- [The task] Output the material below in its entirety, exactly as given.

- [Records for the exercise]
■ ■ ■

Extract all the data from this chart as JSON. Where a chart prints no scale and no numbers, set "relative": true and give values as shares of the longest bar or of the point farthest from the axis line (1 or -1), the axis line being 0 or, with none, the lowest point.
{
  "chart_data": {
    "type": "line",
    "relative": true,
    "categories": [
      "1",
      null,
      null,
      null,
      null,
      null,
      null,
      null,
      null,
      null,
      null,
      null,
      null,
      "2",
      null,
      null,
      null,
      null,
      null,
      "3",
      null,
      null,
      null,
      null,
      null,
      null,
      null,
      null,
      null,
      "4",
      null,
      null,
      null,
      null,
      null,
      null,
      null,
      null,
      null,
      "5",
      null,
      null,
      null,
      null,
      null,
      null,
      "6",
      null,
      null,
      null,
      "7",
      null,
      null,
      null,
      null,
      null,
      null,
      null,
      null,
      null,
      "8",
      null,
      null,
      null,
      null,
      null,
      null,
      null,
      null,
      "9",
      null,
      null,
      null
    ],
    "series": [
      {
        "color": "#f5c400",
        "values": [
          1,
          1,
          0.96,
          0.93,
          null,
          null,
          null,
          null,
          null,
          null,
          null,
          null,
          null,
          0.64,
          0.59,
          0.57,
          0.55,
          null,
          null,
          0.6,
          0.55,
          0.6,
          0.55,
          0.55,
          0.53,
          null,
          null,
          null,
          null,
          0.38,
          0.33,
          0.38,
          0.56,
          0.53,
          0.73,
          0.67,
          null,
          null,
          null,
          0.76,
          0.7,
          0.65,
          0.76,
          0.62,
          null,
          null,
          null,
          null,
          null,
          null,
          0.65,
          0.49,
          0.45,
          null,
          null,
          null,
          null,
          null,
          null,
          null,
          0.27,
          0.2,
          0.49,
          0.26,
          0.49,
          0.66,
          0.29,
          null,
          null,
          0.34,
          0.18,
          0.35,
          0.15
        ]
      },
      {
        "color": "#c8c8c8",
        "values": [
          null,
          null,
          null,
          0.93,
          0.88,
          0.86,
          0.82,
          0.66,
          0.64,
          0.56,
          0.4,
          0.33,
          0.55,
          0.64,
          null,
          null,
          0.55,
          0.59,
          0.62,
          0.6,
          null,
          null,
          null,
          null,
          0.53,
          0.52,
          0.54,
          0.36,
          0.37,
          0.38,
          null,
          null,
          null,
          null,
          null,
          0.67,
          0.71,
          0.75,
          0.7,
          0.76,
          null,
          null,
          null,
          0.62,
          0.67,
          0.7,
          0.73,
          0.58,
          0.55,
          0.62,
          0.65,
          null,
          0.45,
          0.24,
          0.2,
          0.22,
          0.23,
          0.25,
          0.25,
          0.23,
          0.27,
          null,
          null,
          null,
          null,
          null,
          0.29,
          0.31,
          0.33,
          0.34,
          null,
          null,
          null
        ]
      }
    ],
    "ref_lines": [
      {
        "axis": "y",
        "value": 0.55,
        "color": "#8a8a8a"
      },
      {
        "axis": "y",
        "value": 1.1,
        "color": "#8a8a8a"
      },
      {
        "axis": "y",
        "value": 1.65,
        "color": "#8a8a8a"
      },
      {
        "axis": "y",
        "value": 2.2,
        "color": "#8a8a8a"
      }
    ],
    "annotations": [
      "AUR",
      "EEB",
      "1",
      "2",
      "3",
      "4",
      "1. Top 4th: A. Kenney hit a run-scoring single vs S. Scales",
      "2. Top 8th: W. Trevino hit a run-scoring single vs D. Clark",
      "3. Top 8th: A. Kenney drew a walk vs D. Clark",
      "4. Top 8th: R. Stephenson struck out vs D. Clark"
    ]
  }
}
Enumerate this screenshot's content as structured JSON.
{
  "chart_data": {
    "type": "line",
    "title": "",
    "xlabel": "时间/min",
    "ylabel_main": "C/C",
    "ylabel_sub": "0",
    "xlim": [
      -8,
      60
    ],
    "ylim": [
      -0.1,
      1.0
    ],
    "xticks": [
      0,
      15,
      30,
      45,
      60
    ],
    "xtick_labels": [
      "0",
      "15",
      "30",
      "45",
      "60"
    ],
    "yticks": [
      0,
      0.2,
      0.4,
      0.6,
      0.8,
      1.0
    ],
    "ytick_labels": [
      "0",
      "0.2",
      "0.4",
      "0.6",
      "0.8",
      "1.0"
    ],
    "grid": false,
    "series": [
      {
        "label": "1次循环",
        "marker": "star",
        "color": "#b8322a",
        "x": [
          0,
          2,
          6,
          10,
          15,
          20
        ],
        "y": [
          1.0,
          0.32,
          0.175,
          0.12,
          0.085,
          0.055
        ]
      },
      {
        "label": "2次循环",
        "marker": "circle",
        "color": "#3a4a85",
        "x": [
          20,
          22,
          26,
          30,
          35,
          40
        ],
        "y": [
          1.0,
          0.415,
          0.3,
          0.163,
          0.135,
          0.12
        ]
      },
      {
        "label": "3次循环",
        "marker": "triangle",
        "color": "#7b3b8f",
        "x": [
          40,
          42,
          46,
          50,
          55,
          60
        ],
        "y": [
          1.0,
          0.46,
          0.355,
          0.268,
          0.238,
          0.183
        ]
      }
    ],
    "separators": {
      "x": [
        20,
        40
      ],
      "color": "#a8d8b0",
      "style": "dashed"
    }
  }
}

■ ■ ■

- [Task result]
Extract all the data from this chart as JSON. Where a chart prints no scale and no numbers, set "relative": true and give values as shares of the longest bar or of the point farthest from the axis line (1 or -1), the axis line being 0 or, with none, the lowest point.
{
  "chart_data": {
    "type": "line",
    "relative": true,
    "categories": [
      "1",
      null,
      null,
      null,
      null,
      null,
      null,
      null,
      null,
      null,
      null,
      null,
      null,
      "2",
      null,
      null,
      null,
      null,
      null,
      "3",
      null,
      null,
      null,
      null,
      null,
      null,
      null,
      null,
      null,
      "4",
      null,
      null,
      null,
      null,
      null,
      null,
      null,
      null,
      null,
      "5",
      null,
      null,
      null,
      null,
      null,
      null,
      "6",
      null,
      null,
      null,
      "7",
      null,
      null,
      null,
      null,
      null,
      null,
      null,
      null,
      null,
      "8",
      null,
      null,
      null,
      null,
      null,
      null,
      null,
      null,
      "9",
      null,
      null,
      null
    ],
    "series": [
      {
        "color": "#f5c400",
        "values": [
          1,
          1,
          0.96,
          0.93,
          null,
          null,
          null,
          null,
          null,
          null,
          null,
          null,
          null,
          0.64,
          0.59,
          0.57,
          0.55,
          null,
          null,
          0.6,
          0.55,
          0.6,
          0.55,
          0.55,
          0.53,
          null,
          null,
          null,
          null,
          0.38,
          0.33,
          0.38,
          0.56,
          0.53,
          0.73,
          0.67,
          null,
          null,
          null,
          0.76,
          0.7,
          0.65,
          0.76,
          0.62,
          null,
          null,
          null,
          null,
          null,
          null,
          0.65,
          0.49,
          0.45,
          null,
          null,
          null,
          null,
          null,
          null,
          null,
          0.27,
          0.2,
          0.49,
          0.26,
          0.49,
          0.66,
          0.29,
          null,
          null,
          0.34,
          0.18,
          0.35,
          0.15
        ]
      },
      {
        "color": "#c8c8c8",
        "values": [
          null,
          null,
          null,
          0.93,
          0.88,
          0.86,
          0.82,
          0.66,
          0.64,
          0.56,
          0.4,
          0.33,
          0.55,
          0.64,
          null,
          null,
          0.55,
          0.59,
          0.62,
          0.6,
          null,
          null,
          null,
          null,
          0.53,
          0.52,
          0.54,
          0.36,
          0.37,
          0.38,
          null,
          null,
          null,
          null,
          null,
          0.67,
          0.71,
          0.75,
          0.7,
          0.76,
          null,
          null,
          null,
          0.62,
          0.67,
          0.7,
          0.73,
          0.58,
          0.55,
          0.62,
          0.65,
          null,
          0.45,
          0.24,
          0.2,
          0.22,
          0.23,
          0.25,
          0.25,
          0.23,
          0.27,
          null,
          null,
          null,
          null,
          null,
          0.29,
          0.31,
          0.33,
          0.34,
          null,
          null,
          null
        ]
      }
    ],
    "ref_lines": [
      {
        "axis": "y",
        "value": 0.55,
        "color": "#8a8a8a"
      },
      {
        "axis": "y",
        "value": 1.1,
        "color": "#8a8a8a"
      },
      {
        "axis": "y",
        "value": 1.65,
        "color": "#8a8a8a"
      },
      {
        "axis": "y",
        "value": 2.2,
        "color": "#8a8a8a"
      }
    ],
    "annotations": [
      "AUR",
      "EEB",
      "1",
      "2",
      "3",
      "4",
      "1. Top 4th: A. Kenney hit a run-scoring single vs S. Scales",
      "2. Top 8th: W. Trevino hit a run-scoring single vs D. Clark",
      "3. Top 8th: A. Kenney drew a walk vs D. Clark",
      "4. Top 8th: R. Stephenson struck out vs D. Clark"
    ]
  }
}
Enumerate this screenshot's content as structured JSON.
{
  "chart_data": {
    "type": "line",
    "title": "",
    "xlabel": "时间/min",
    "ylabel_main": "C/C",
    "ylabel_sub": "0",
    "xlim": [
      -8,
      60
    ],
    "ylim": [
      -0.1,
      1.0
    ],
    "xticks": [
      0,
      15,
      30,
      45,
      60
    ],
    "xtick_labels": [
      "0",
      "15",
      "30",
      "45",
      "60"
    ],
    "yticks": [
      0,
      0.2,
      0.4,
      0.6,
      0.8,
      1.0
    ],
    "ytick_labels": [
      "0",
      "0.2",
      "0.4",
      "0.6",
      "0.8",
      "1.0"
    ],
    "grid": false,
    "series": [
      {
        "label": "1次循环",
        "marker": "star",
        "color": "#b8322a",
        "x": [
          0,
          2,
          6,
          10,
          15,
          20
        ],
        "y": [
          1.0,
          0.32,
          0.175,
          0.12,
          0.085,
          0.055
        ]
      },
      {
        "label": "2次循环",
        "marker": "circle",
        "color": "#3a4a85",
        "x": [
          20,
          22,
          26,
          30,
          35,
          40
        ],
        "y": [
          1.0,
          0.415,
          0.3,
          0.163,
          0.135,
          0.12
        ]
      },
      {
        "label": "3次循环",
        "marker": "triangle",
        "color": "#7b3b8f",
        "x": [
          40,
          42,
          46,
          50,
          55,
          60
        ],
        "y": [
          1.0,
          0.46,
          0.355,
          0.268,
          0.238,
          0.183
        ]
      }
    ],
    "separators": {
      "x": [
        20,
        40
      ],
      "color": "#a8d8b0",
      "style": "dashed"
    }
  }
}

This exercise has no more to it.